> STATED GOAL
Where a line of the material contains the string "JSON", copy that line.

>> Begin ROWS

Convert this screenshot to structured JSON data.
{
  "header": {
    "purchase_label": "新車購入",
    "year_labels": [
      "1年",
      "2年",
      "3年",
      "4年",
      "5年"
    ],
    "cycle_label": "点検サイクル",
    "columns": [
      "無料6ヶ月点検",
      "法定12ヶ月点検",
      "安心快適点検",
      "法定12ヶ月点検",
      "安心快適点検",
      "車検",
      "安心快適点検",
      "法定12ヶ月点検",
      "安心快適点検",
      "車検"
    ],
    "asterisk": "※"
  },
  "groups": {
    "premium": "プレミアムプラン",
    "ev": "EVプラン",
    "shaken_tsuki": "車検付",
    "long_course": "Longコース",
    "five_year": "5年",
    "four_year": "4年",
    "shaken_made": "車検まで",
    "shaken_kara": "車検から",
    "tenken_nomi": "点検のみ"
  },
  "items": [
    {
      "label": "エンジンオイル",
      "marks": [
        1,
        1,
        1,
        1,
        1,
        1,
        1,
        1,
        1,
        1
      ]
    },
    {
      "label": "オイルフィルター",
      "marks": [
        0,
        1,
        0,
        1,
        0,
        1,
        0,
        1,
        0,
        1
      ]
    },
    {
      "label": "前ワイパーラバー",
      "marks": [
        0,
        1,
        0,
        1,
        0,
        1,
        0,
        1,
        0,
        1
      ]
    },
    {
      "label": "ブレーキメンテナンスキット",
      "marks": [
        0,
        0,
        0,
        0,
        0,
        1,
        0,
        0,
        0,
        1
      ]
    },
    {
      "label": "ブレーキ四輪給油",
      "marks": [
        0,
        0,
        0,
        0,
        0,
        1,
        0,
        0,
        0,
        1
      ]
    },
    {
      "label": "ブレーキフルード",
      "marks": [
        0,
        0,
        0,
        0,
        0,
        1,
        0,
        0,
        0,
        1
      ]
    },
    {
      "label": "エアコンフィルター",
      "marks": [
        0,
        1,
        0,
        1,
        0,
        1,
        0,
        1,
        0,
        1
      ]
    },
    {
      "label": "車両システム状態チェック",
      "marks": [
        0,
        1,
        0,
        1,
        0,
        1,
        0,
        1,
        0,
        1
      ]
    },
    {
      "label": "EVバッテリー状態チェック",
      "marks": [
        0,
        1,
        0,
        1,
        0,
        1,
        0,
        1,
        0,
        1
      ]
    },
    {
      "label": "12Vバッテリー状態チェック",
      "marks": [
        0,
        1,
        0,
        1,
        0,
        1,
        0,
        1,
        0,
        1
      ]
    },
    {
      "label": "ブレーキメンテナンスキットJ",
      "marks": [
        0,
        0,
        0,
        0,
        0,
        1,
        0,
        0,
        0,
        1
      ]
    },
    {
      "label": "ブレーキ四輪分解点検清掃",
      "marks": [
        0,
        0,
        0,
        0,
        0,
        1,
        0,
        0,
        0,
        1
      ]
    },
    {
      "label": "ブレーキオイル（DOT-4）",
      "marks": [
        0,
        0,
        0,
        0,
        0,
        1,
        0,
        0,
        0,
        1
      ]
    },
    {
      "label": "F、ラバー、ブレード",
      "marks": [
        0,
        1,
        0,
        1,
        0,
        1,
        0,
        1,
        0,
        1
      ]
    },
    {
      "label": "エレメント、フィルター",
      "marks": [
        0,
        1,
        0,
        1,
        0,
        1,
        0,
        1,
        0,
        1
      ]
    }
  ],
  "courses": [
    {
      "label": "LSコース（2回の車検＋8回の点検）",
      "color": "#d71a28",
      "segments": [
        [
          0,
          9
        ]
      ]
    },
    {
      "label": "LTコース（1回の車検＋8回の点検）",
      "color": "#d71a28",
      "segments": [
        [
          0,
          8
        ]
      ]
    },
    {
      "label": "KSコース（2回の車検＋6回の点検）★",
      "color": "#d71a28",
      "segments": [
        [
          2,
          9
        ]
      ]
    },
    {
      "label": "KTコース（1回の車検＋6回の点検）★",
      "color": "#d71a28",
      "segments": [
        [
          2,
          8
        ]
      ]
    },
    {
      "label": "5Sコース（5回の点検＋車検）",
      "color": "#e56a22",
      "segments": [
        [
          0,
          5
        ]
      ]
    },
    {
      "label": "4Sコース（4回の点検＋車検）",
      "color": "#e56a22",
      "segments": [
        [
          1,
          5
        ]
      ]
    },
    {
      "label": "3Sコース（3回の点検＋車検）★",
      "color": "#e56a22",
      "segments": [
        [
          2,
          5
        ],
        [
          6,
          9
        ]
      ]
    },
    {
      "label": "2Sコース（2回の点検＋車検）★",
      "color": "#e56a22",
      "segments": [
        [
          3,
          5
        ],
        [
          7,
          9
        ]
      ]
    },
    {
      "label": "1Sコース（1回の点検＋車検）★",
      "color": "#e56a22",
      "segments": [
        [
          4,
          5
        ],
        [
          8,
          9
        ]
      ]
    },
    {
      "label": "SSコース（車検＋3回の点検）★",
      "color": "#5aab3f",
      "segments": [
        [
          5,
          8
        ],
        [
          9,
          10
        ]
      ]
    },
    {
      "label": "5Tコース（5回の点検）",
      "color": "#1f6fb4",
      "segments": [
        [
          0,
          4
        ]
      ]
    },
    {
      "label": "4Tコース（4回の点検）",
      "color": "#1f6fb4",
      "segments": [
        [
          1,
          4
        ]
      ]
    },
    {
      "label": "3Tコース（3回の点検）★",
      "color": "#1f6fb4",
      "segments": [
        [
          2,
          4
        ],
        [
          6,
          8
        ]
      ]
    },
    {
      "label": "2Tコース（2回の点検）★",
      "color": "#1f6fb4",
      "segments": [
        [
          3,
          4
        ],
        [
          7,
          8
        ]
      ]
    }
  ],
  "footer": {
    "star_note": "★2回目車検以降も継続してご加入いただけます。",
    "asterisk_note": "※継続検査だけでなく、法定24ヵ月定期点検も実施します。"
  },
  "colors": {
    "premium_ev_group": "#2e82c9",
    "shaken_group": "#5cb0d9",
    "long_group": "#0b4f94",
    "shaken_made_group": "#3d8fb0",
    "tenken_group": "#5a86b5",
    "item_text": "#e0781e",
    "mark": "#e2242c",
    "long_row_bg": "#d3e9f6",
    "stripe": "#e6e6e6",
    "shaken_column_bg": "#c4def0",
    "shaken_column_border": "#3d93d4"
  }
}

>> End ROWS
>> Begin ROWS

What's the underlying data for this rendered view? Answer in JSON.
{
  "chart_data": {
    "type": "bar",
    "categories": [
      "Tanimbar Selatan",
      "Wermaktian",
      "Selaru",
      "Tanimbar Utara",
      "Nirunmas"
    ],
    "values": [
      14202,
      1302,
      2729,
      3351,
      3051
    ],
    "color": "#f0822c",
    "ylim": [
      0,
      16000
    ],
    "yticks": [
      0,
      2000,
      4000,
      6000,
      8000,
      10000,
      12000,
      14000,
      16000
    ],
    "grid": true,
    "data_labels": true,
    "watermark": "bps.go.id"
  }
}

>> End ROWS

> TASK OUTPUT
Convert this screenshot to structured JSON data.
What's the underlying data for this rendered view? Answer in JSON.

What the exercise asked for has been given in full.